> **Prompt**: Could you copy the records below exactly, leaving out any pictures they include?

(Data to use)

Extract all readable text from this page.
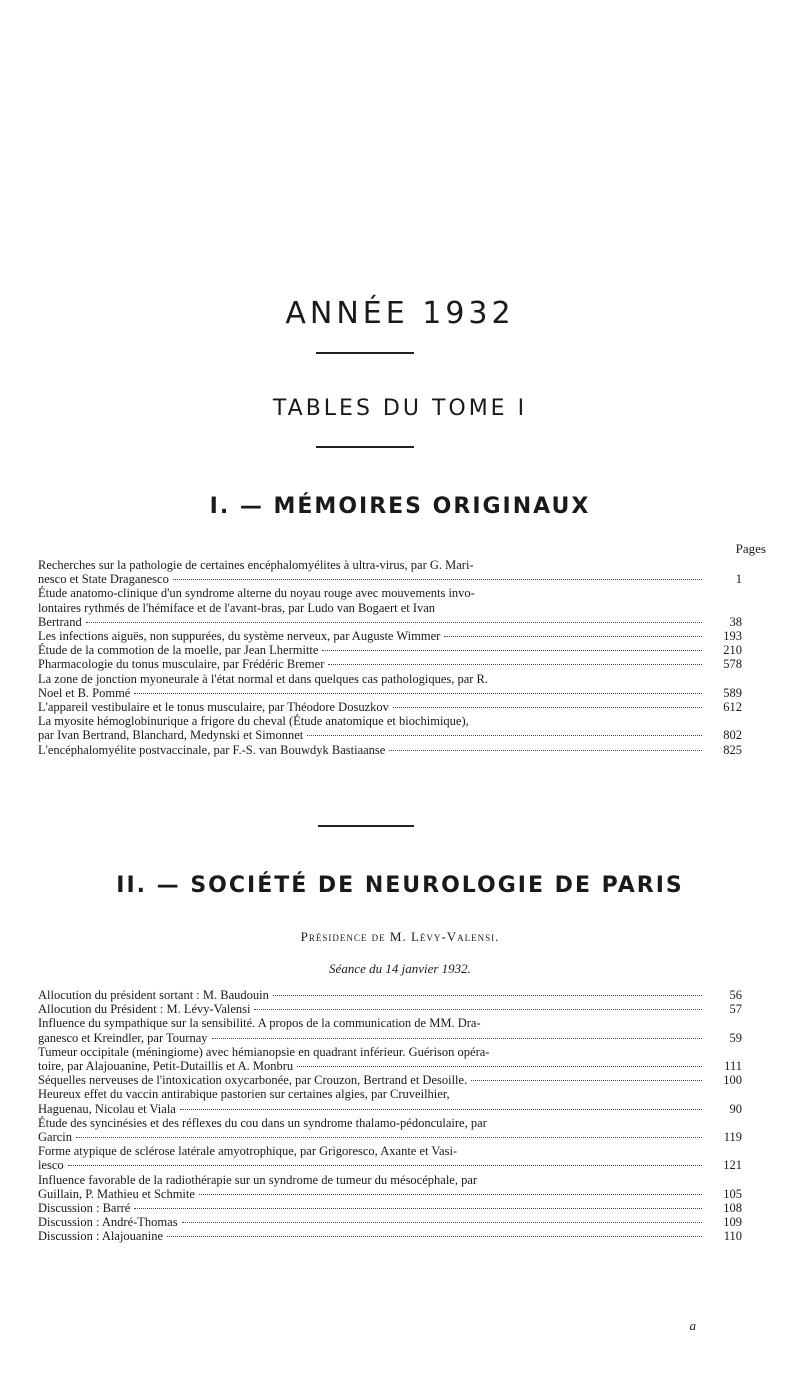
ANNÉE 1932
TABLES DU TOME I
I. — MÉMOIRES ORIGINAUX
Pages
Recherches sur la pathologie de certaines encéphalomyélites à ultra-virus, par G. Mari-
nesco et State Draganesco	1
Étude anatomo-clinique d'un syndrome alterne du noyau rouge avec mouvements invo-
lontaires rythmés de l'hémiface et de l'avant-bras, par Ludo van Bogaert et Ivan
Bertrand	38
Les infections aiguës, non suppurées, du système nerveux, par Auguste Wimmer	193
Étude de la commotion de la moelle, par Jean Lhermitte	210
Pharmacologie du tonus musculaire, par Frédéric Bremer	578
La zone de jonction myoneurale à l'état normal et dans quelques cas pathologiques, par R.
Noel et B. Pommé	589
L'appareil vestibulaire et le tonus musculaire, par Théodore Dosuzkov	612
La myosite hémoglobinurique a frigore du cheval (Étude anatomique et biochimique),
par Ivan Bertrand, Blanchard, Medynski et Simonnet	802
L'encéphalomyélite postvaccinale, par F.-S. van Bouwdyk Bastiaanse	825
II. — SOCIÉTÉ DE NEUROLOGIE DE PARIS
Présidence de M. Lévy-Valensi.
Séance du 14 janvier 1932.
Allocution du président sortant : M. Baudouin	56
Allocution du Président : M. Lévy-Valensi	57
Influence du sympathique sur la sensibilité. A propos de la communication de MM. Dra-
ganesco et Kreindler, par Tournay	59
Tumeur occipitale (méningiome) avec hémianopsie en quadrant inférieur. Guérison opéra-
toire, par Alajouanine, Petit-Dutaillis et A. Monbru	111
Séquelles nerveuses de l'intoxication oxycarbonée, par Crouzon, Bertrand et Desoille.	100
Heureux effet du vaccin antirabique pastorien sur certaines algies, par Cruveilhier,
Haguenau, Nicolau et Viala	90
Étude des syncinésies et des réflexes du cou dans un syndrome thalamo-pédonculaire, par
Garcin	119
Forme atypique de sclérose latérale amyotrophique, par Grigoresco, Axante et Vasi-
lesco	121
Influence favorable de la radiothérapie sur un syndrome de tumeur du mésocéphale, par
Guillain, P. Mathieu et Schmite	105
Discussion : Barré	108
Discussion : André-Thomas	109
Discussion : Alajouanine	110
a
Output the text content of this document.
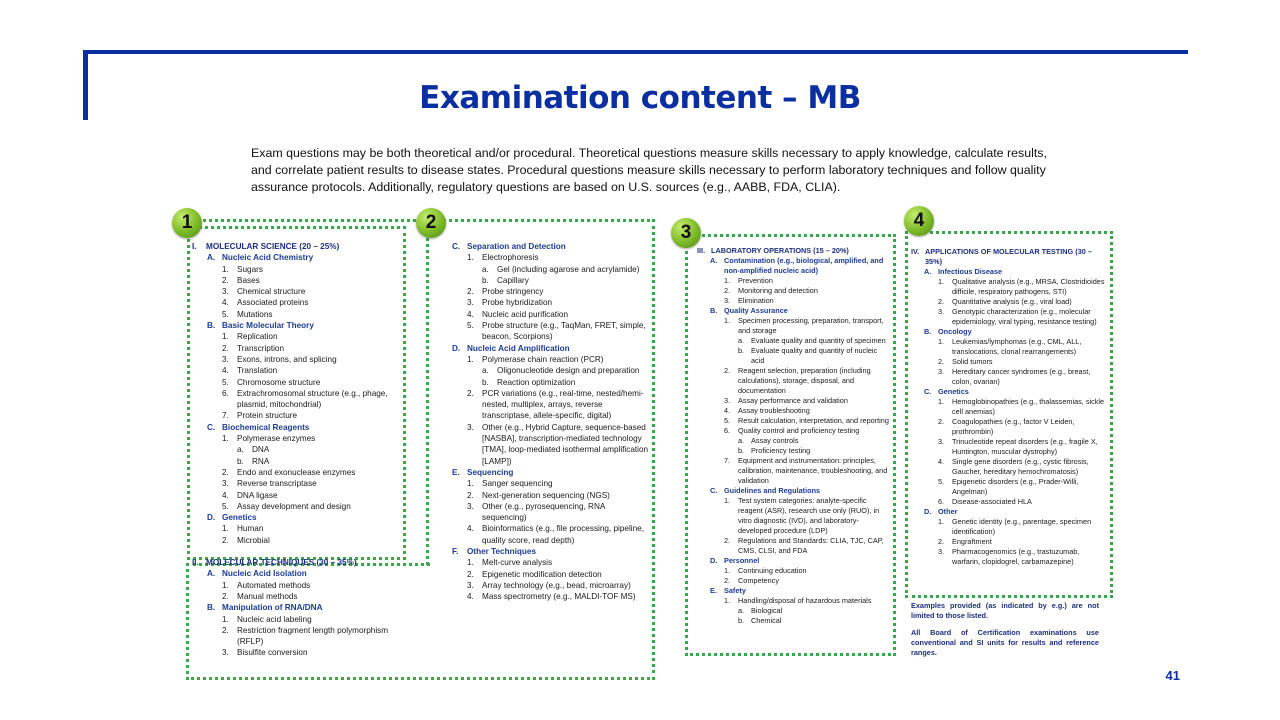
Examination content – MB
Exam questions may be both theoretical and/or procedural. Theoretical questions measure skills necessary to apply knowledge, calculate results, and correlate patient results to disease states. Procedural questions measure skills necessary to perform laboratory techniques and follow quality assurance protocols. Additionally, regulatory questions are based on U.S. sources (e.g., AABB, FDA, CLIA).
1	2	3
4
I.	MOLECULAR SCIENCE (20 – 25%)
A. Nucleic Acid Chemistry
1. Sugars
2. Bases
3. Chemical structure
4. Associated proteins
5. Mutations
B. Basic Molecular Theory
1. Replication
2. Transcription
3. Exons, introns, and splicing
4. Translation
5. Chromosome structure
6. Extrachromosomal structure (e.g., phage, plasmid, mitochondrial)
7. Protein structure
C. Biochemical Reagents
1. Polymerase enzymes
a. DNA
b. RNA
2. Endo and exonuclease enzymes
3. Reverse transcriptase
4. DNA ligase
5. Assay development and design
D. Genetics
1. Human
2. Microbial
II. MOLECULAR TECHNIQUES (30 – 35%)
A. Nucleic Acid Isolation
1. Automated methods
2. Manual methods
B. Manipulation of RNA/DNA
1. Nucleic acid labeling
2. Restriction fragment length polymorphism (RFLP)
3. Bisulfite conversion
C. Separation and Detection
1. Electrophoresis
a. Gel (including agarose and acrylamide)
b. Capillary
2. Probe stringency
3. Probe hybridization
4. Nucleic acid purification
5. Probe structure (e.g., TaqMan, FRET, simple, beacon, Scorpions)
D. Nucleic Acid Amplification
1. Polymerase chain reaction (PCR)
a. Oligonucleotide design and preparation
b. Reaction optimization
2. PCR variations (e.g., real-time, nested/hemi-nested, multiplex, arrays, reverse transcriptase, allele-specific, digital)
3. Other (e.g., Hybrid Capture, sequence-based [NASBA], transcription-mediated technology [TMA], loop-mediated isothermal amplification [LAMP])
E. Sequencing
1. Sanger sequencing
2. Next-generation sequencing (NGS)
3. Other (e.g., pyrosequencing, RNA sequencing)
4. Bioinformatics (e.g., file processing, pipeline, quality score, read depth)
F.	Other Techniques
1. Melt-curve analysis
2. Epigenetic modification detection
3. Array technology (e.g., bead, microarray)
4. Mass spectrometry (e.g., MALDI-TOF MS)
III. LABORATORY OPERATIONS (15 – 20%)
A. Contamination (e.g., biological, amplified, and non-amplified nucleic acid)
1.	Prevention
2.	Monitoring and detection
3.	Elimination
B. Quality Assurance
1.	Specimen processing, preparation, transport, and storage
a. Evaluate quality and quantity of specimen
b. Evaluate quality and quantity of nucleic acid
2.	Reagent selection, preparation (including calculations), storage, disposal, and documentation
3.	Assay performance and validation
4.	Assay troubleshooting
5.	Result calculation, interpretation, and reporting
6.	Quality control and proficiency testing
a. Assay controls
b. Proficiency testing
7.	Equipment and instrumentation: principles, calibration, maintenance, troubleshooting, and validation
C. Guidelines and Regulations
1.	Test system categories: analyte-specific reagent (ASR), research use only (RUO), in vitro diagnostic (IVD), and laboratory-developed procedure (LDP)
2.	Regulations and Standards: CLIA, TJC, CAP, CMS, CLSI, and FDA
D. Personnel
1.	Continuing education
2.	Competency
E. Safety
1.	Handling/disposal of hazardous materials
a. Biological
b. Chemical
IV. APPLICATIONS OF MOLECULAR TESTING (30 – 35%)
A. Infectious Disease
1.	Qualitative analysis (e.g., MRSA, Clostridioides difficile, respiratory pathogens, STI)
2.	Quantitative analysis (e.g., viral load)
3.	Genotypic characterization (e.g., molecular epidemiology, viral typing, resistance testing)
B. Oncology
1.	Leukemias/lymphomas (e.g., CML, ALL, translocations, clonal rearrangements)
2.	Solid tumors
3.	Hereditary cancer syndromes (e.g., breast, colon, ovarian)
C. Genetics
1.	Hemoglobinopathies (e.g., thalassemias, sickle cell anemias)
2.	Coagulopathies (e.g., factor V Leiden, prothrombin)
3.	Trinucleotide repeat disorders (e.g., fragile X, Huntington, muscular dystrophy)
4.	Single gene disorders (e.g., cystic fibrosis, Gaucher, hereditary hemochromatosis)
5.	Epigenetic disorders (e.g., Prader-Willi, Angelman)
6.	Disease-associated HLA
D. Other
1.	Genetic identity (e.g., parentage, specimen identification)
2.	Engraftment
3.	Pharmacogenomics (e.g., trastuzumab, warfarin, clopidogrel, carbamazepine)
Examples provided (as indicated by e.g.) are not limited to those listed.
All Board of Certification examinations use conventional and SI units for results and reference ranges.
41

(End Data to use)

> **Response to the exercise**:
Extract all readable text from this page.
ANNÉE 1932
TABLES DU TOME I
I. — MÉMOIRES ORIGINAUX
Pages
Recherches sur la pathologie de certaines encéphalomyélites à ultra-virus, par G. Mari-
nesco et State Draganesco	1
Étude anatomo-clinique d'un syndrome alterne du noyau rouge avec mouvements invo-
lontaires rythmés de l'hémiface et de l'avant-bras, par Ludo van Bogaert et Ivan
Bertrand	38
Les infections aiguës, non suppurées, du système nerveux, par Auguste Wimmer	193
Étude de la commotion de la moelle, par Jean Lhermitte	210
Pharmacologie du tonus musculaire, par Frédéric Bremer	578
La zone de jonction myoneurale à l'état normal et dans quelques cas pathologiques, par R.
Noel et B. Pommé	589
L'appareil vestibulaire et le tonus musculaire, par Théodore Dosuzkov	612
La myosite hémoglobinurique a frigore du cheval (Étude anatomique et biochimique),
par Ivan Bertrand, Blanchard, Medynski et Simonnet	802
L'encéphalomyélite postvaccinale, par F.-S. van Bouwdyk Bastiaanse	825
II. — SOCIÉTÉ DE NEUROLOGIE DE PARIS
Présidence de M. Lévy-Valensi.
Séance du 14 janvier 1932.
Allocution du président sortant : M. Baudouin	56
Allocution du Président : M. Lévy-Valensi	57
Influence du sympathique sur la sensibilité. A propos de la communication de MM. Dra-
ganesco et Kreindler, par Tournay	59
Tumeur occipitale (méningiome) avec hémianopsie en quadrant inférieur. Guérison opéra-
toire, par Alajouanine, Petit-Dutaillis et A. Monbru	111
Séquelles nerveuses de l'intoxication oxycarbonée, par Crouzon, Bertrand et Desoille.	100
Heureux effet du vaccin antirabique pastorien sur certaines algies, par Cruveilhier,
Haguenau, Nicolau et Viala	90
Étude des syncinésies et des réflexes du cou dans un syndrome thalamo-pédonculaire, par
Garcin	119
Forme atypique de sclérose latérale amyotrophique, par Grigoresco, Axante et Vasi-
lesco	121
Influence favorable de la radiothérapie sur un syndrome de tumeur du mésocéphale, par
Guillain, P. Mathieu et Schmite	105
Discussion : Barré	108
Discussion : André-Thomas	109
Discussion : Alajouanine	110
a
Output the text content of this document.
Examination content – MB
Exam questions may be both theoretical and/or procedural. Theoretical questions measure skills necessary to apply knowledge, calculate results, and correlate patient results to disease states. Procedural questions measure skills necessary to perform laboratory techniques and follow quality assurance protocols. Additionally, regulatory questions are based on U.S. sources (e.g., AABB, FDA, CLIA).
1	2	3
4
I.	MOLECULAR SCIENCE (20 – 25%)
A. Nucleic Acid Chemistry
1. Sugars
2. Bases
3. Chemical structure
4. Associated proteins
5. Mutations
B. Basic Molecular Theory
1. Replication
2. Transcription
3. Exons, introns, and splicing
4. Translation
5. Chromosome structure
6. Extrachromosomal structure (e.g., phage, plasmid, mitochondrial)
7. Protein structure
C. Biochemical Reagents
1. Polymerase enzymes
a. DNA
b. RNA
2. Endo and exonuclease enzymes
3. Reverse transcriptase
4. DNA ligase
5. Assay development and design
D. Genetics
1. Human
2. Microbial
II. MOLECULAR TECHNIQUES (30 – 35%)
A. Nucleic Acid Isolation
1. Automated methods
2. Manual methods
B. Manipulation of RNA/DNA
1. Nucleic acid labeling
2. Restriction fragment length polymorphism (RFLP)
3. Bisulfite conversion
C. Separation and Detection
1. Electrophoresis
a. Gel (including agarose and acrylamide)
b. Capillary
2. Probe stringency
3. Probe hybridization
4. Nucleic acid purification
5. Probe structure (e.g., TaqMan, FRET, simple, beacon, Scorpions)
D. Nucleic Acid Amplification
1. Polymerase chain reaction (PCR)
a. Oligonucleotide design and preparation
b. Reaction optimization
2. PCR variations (e.g., real-time, nested/hemi-nested, multiplex, arrays, reverse transcriptase, allele-specific, digital)
3. Other (e.g., Hybrid Capture, sequence-based [NASBA], transcription-mediated technology [TMA], loop-mediated isothermal amplification [LAMP])
E. Sequencing
1. Sanger sequencing
2. Next-generation sequencing (NGS)
3. Other (e.g., pyrosequencing, RNA sequencing)
4. Bioinformatics (e.g., file processing, pipeline, quality score, read depth)
F.	Other Techniques
1. Melt-curve analysis
2. Epigenetic modification detection
3. Array technology (e.g., bead, microarray)
4. Mass spectrometry (e.g., MALDI-TOF MS)
III. LABORATORY OPERATIONS (15 – 20%)
A. Contamination (e.g., biological, amplified, and non-amplified nucleic acid)
1.	Prevention
2.	Monitoring and detection
3.	Elimination
B. Quality Assurance
1.	Specimen processing, preparation, transport, and storage
a. Evaluate quality and quantity of specimen
b. Evaluate quality and quantity of nucleic acid
2.	Reagent selection, preparation (including calculations), storage, disposal, and documentation
3.	Assay performance and validation
4.	Assay troubleshooting
5.	Result calculation, interpretation, and reporting
6.	Quality control and proficiency testing
a. Assay controls
b. Proficiency testing
7.	Equipment and instrumentation: principles, calibration, maintenance, troubleshooting, and validation
C. Guidelines and Regulations
1.	Test system categories: analyte-specific reagent (ASR), research use only (RUO), in vitro diagnostic (IVD), and laboratory-developed procedure (LDP)
2.	Regulations and Standards: CLIA, TJC, CAP, CMS, CLSI, and FDA
D. Personnel
1.	Continuing education
2.	Competency
E. Safety
1.	Handling/disposal of hazardous materials
a. Biological
b. Chemical
IV. APPLICATIONS OF MOLECULAR TESTING (30 – 35%)
A. Infectious Disease
1.	Qualitative analysis (e.g., MRSA, Clostridioides difficile, respiratory pathogens, STI)
2.	Quantitative analysis (e.g., viral load)
3.	Genotypic characterization (e.g., molecular epidemiology, viral typing, resistance testing)
B. Oncology
1.	Leukemias/lymphomas (e.g., CML, ALL, translocations, clonal rearrangements)
2.	Solid tumors
3.	Hereditary cancer syndromes (e.g., breast, colon, ovarian)
C. Genetics
1.	Hemoglobinopathies (e.g., thalassemias, sickle cell anemias)
2.	Coagulopathies (e.g., factor V Leiden, prothrombin)
3.	Trinucleotide repeat disorders (e.g., fragile X, Huntington, muscular dystrophy)
4.	Single gene disorders (e.g., cystic fibrosis, Gaucher, hereditary hemochromatosis)
5.	Epigenetic disorders (e.g., Prader-Willi, Angelman)
6.	Disease-associated HLA
D. Other
1.	Genetic identity (e.g., parentage, specimen identification)
2.	Engraftment
3.	Pharmacogenomics (e.g., trastuzumab, warfarin, clopidogrel, carbamazepine)
Examples provided (as indicated by e.g.) are not limited to those listed.
All Board of Certification examinations use conventional and SI units for results and reference ranges.
41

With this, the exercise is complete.